## Written request
Locate all lines with the word "mean". Copy them.
··· Extracted records
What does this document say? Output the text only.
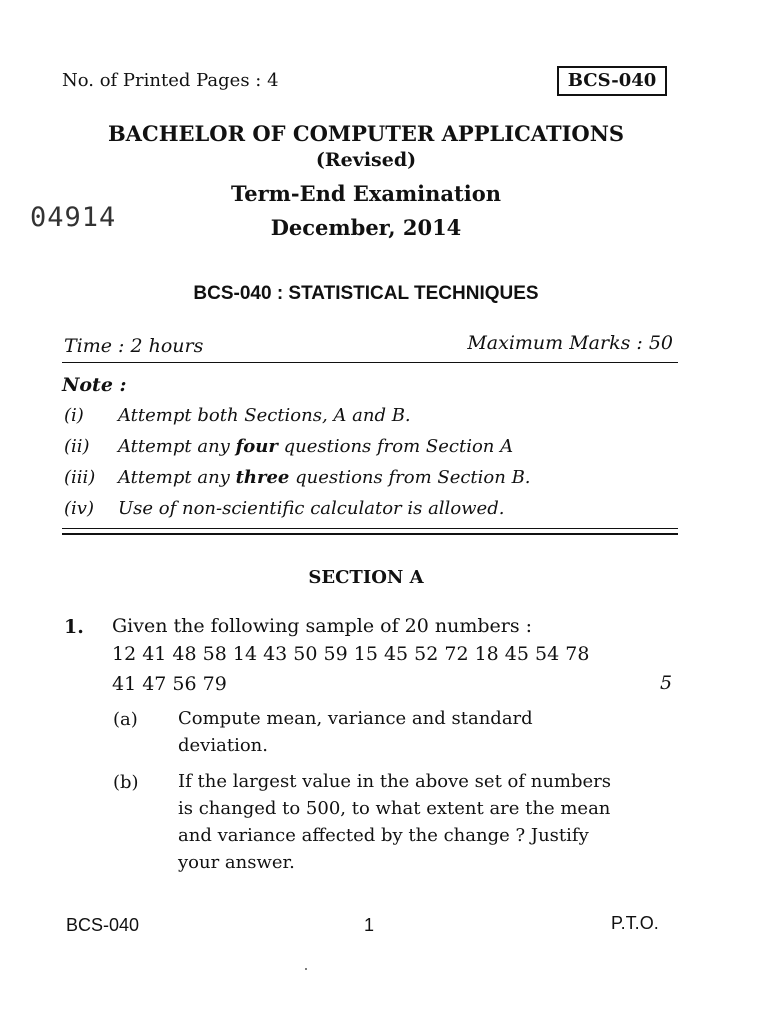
No. of Printed Pages : 4	BCS-040
BACHELOR OF COMPUTER APPLICATIONS
(Revised)
Term-End Examination
December, 2014
04914
BCS-040 : STATISTICAL TECHNIQUES
Time : 2 hours	Maximum Marks : 50
Note :
(i) Attempt both Sections, A and B.
(ii) Attempt any four questions from Section A
(iii) Attempt any three questions from Section B.
(iv) Use of non-scientific calculator is allowed.
SECTION A
1. Given the following sample of 20 numbers :
12 41 48 58 14 43 50 59 15 45 52 72 18 45 54 78
41 47 56 79	5
(a) Compute mean, variance and standard deviation.
(b) If the largest value in the above set of numbers is changed to 500, to what extent are the mean and variance affected by the change ? Justify your answer.
BCS-040	1	P.T.O.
······
## Completed task
(a) Compute mean, variance and standard deviation.
(b) If the largest value in the above set of numbers is changed to 500, to what extent are the mean and variance affected by the change ? Justify your answer.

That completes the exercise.